▶ Direction
Write the records out again, keeping each line exactly as it is.

▶ Dataset entries
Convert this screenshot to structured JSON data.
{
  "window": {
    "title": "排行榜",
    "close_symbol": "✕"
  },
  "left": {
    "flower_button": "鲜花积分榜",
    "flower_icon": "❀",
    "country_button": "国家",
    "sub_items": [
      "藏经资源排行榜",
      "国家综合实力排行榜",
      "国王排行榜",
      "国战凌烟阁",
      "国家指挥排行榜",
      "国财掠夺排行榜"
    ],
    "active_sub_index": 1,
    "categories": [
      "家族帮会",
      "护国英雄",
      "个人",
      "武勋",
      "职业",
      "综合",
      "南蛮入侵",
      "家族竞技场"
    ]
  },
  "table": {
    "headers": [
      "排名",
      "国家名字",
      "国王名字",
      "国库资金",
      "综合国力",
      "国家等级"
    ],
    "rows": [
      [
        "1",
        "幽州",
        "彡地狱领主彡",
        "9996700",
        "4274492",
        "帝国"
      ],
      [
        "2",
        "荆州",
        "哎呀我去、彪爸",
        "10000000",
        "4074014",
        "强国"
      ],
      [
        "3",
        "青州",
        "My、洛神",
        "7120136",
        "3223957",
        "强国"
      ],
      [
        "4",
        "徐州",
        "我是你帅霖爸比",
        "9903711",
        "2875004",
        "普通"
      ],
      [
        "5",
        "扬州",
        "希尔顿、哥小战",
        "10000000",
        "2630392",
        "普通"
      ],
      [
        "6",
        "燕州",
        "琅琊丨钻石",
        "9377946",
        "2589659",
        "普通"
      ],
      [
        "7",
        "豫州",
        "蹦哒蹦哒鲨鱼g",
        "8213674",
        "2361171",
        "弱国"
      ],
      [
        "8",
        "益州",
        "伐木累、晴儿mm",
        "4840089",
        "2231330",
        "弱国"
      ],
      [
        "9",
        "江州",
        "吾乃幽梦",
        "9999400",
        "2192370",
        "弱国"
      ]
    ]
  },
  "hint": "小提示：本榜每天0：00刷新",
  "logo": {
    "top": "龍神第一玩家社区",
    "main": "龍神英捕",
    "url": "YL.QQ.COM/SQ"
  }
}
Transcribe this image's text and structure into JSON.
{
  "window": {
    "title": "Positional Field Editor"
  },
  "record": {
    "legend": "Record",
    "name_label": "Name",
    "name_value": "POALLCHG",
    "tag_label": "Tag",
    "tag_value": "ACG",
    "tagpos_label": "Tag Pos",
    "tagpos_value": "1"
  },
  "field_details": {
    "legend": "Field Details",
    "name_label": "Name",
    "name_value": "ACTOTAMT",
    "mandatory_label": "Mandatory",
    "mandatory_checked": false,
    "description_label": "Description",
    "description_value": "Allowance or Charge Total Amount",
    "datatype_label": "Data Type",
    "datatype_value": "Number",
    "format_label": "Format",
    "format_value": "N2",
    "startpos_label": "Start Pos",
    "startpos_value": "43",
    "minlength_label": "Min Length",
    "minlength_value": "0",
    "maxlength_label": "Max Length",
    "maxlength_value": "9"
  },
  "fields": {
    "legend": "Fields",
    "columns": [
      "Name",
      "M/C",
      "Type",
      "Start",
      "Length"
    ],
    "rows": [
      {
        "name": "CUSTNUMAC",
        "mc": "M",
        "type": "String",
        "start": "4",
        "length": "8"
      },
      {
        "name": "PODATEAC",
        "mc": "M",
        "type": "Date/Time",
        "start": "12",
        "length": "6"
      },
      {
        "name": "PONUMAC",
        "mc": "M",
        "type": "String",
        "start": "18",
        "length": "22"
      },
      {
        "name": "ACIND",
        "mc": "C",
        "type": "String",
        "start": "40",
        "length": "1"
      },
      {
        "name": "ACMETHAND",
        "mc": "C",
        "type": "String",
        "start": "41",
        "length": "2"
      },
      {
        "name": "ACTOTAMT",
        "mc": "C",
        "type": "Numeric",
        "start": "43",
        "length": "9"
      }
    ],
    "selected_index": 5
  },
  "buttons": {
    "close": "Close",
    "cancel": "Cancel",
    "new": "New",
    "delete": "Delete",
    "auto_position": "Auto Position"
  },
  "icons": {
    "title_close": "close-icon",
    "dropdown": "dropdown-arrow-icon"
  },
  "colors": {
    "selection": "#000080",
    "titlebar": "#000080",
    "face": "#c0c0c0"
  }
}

▶ Reply to the task
Convert this screenshot to structured JSON data.
{
  "window": {
    "title": "排行榜",
    "close_symbol": "✕"
  },
  "left": {
    "flower_button": "鲜花积分榜",
    "flower_icon": "❀",
    "country_button": "国家",
    "sub_items": [
      "藏经资源排行榜",
      "国家综合实力排行榜",
      "国王排行榜",
      "国战凌烟阁",
      "国家指挥排行榜",
      "国财掠夺排行榜"
    ],
    "active_sub_index": 1,
    "categories": [
      "家族帮会",
      "护国英雄",
      "个人",
      "武勋",
      "职业",
      "综合",
      "南蛮入侵",
      "家族竞技场"
    ]
  },
  "table": {
    "headers": [
      "排名",
      "国家名字",
      "国王名字",
      "国库资金",
      "综合国力",
      "国家等级"
    ],
    "rows": [
      [
        "1",
        "幽州",
        "彡地狱领主彡",
        "9996700",
        "4274492",
        "帝国"
      ],
      [
        "2",
        "荆州",
        "哎呀我去、彪爸",
        "10000000",
        "4074014",
        "强国"
      ],
      [
        "3",
        "青州",
        "My、洛神",
        "7120136",
        "3223957",
        "强国"
      ],
      [
        "4",
        "徐州",
        "我是你帅霖爸比",
        "9903711",
        "2875004",
        "普通"
      ],
      [
        "5",
        "扬州",
        "希尔顿、哥小战",
        "10000000",
        "2630392",
        "普通"
      ],
      [
        "6",
        "燕州",
        "琅琊丨钻石",
        "9377946",
        "2589659",
        "普通"
      ],
      [
        "7",
        "豫州",
        "蹦哒蹦哒鲨鱼g",
        "8213674",
        "2361171",
        "弱国"
      ],
      [
        "8",
        "益州",
        "伐木累、晴儿mm",
        "4840089",
        "2231330",
        "弱国"
      ],
      [
        "9",
        "江州",
        "吾乃幽梦",
        "9999400",
        "2192370",
        "弱国"
      ]
    ]
  },
  "hint": "小提示：本榜每天0：00刷新",
  "logo": {
    "top": "龍神第一玩家社区",
    "main": "龍神英捕",
    "url": "YL.QQ.COM/SQ"
  }
}
Transcribe this image's text and structure into JSON.
{
  "window": {
    "title": "Positional Field Editor"
  },
  "record": {
    "legend": "Record",
    "name_label": "Name",
    "name_value": "POALLCHG",
    "tag_label": "Tag",
    "tag_value": "ACG",
    "tagpos_label": "Tag Pos",
    "tagpos_value": "1"
  },
  "field_details": {
    "legend": "Field Details",
    "name_label": "Name",
    "name_value": "ACTOTAMT",
    "mandatory_label": "Mandatory",
    "mandatory_checked": false,
    "description_label": "Description",
    "description_value": "Allowance or Charge Total Amount",
    "datatype_label": "Data Type",
    "datatype_value": "Number",
    "format_label": "Format",
    "format_value": "N2",
    "startpos_label": "Start Pos",
    "startpos_value": "43",
    "minlength_label": "Min Length",
    "minlength_value": "0",
    "maxlength_label": "Max Length",
    "maxlength_value": "9"
  },
  "fields": {
    "legend": "Fields",
    "columns": [
      "Name",
      "M/C",
      "Type",
      "Start",
      "Length"
    ],
    "rows": [
      {
        "name": "CUSTNUMAC",
        "mc": "M",
        "type": "String",
        "start": "4",
        "length": "8"
      },
      {
        "name": "PODATEAC",
        "mc": "M",
        "type": "Date/Time",
        "start": "12",
        "length": "6"
      },
      {
        "name": "PONUMAC",
        "mc": "M",
        "type": "String",
        "start": "18",
        "length": "22"
      },
      {
        "name": "ACIND",
        "mc": "C",
        "type": "String",
        "start": "40",
        "length": "1"
      },
      {
        "name": "ACMETHAND",
        "mc": "C",
        "type": "String",
        "start": "41",
        "length": "2"
      },
      {
        "name": "ACTOTAMT",
        "mc": "C",
        "type": "Numeric",
        "start": "43",
        "length": "9"
      }
    ],
    "selected_index": 5
  },
  "buttons": {
    "close": "Close",
    "cancel": "Cancel",
    "new": "New",
    "delete": "Delete",
    "auto_position": "Auto Position"
  },
  "icons": {
    "title_close": "close-icon",
    "dropdown": "dropdown-arrow-icon"
  },
  "colors": {
    "selection": "#000080",
    "titlebar": "#000080",
    "face": "#c0c0c0"
  }
}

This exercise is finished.